=== RECORDED INFORMATION ===
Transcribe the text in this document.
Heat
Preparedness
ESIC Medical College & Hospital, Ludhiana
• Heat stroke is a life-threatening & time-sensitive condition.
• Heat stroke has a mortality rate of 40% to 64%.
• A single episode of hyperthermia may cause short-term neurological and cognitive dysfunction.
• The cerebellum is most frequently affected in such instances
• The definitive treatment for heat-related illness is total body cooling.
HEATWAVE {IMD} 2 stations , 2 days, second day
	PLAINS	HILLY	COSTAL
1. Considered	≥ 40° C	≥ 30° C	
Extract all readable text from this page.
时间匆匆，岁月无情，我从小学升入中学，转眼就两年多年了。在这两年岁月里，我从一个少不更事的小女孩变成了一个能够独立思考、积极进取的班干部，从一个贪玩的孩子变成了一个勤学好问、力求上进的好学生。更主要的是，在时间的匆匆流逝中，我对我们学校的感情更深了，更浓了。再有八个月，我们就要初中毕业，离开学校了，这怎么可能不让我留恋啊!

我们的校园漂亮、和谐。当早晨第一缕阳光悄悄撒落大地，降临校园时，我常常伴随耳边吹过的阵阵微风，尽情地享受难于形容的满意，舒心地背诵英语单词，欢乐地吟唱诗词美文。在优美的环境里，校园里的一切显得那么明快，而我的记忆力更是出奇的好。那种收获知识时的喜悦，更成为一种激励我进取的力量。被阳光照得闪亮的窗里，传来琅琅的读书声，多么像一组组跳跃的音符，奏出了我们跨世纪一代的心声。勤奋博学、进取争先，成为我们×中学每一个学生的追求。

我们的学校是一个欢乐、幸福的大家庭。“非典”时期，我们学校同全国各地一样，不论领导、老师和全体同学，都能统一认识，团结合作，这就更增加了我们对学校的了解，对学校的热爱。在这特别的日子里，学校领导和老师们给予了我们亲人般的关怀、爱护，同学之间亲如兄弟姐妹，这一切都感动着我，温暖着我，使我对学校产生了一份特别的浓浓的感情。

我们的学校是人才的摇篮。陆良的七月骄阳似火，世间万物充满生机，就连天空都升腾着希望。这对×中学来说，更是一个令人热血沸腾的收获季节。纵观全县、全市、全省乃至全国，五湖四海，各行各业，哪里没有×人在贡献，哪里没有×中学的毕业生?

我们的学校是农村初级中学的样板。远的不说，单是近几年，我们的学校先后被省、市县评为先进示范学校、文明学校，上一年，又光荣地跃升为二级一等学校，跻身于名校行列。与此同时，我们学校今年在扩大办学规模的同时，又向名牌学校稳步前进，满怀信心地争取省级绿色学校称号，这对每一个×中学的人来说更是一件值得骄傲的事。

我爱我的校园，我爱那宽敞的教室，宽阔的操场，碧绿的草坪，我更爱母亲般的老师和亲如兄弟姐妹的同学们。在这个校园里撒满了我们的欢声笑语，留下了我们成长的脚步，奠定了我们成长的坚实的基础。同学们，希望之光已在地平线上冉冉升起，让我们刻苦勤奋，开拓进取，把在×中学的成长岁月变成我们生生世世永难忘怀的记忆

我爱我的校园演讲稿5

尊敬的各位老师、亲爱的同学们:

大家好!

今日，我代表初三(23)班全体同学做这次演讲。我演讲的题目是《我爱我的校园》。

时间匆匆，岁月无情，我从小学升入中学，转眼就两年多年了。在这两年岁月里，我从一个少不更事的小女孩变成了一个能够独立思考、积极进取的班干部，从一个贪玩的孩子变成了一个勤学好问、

=== REQUIRED TASK ===
Repeat, exactly and only, the lines above from the one containing "Extract all readable text from this page." through the end of the material.

=== RESULT ===
Extract all readable text from this page.
时间匆匆，岁月无情，我从小学升入中学，转眼就两年多年了。在这两年岁月里，我从一个少不更事的小女孩变成了一个能够独立思考、积极进取的班干部，从一个贪玩的孩子变成了一个勤学好问、力求上进的好学生。更主要的是，在时间的匆匆流逝中，我对我们学校的感情更深了，更浓了。再有八个月，我们就要初中毕业，离开学校了，这怎么可能不让我留恋啊!

我们的校园漂亮、和谐。当早晨第一缕阳光悄悄撒落大地，降临校园时，我常常伴随耳边吹过的阵阵微风，尽情地享受难于形容的满意，舒心地背诵英语单词，欢乐地吟唱诗词美文。在优美的环境里，校园里的一切显得那么明快，而我的记忆力更是出奇的好。那种收获知识时的喜悦，更成为一种激励我进取的力量。被阳光照得闪亮的窗里，传来琅琅的读书声，多么像一组组跳跃的音符，奏出了我们跨世纪一代的心声。勤奋博学、进取争先，成为我们×中学每一个学生的追求。

我们的学校是一个欢乐、幸福的大家庭。“非典”时期，我们学校同全国各地一样，不论领导、老师和全体同学，都能统一认识，团结合作，这就更增加了我们对学校的了解，对学校的热爱。在这特别的日子里，学校领导和老师们给予了我们亲人般的关怀、爱护，同学之间亲如兄弟姐妹，这一切都感动着我，温暖着我，使我对学校产生了一份特别的浓浓的感情。

我们的学校是人才的摇篮。陆良的七月骄阳似火，世间万物充满生机，就连天空都升腾着希望。这对×中学来说，更是一个令人热血沸腾的收获季节。纵观全县、全市、全省乃至全国，五湖四海，各行各业，哪里没有×人在贡献，哪里没有×中学的毕业生?

我们的学校是农村初级中学的样板。远的不说，单是近几年，我们的学校先后被省、市县评为先进示范学校、文明学校，上一年，又光荣地跃升为二级一等学校，跻身于名校行列。与此同时，我们学校今年在扩大办学规模的同时，又向名牌学校稳步前进，满怀信心地争取省级绿色学校称号，这对每一个×中学的人来说更是一件值得骄傲的事。

我爱我的校园，我爱那宽敞的教室，宽阔的操场，碧绿的草坪，我更爱母亲般的老师和亲如兄弟姐妹的同学们。在这个校园里撒满了我们的欢声笑语，留下了我们成长的脚步，奠定了我们成长的坚实的基础。同学们，希望之光已在地平线上冉冉升起，让我们刻苦勤奋，开拓进取，把在×中学的成长岁月变成我们生生世世永难忘怀的记忆

我爱我的校园演讲稿5

尊敬的各位老师、亲爱的同学们:

大家好!

今日，我代表初三(23)班全体同学做这次演讲。我演讲的题目是《我爱我的校园》。

时间匆匆，岁月无情，我从小学升入中学，转眼就两年多年了。在这两年岁月里，我从一个少不更事的小女孩变成了一个能够独立思考、积极进取的班干部，从一个贪玩的孩子变成了一个勤学好问、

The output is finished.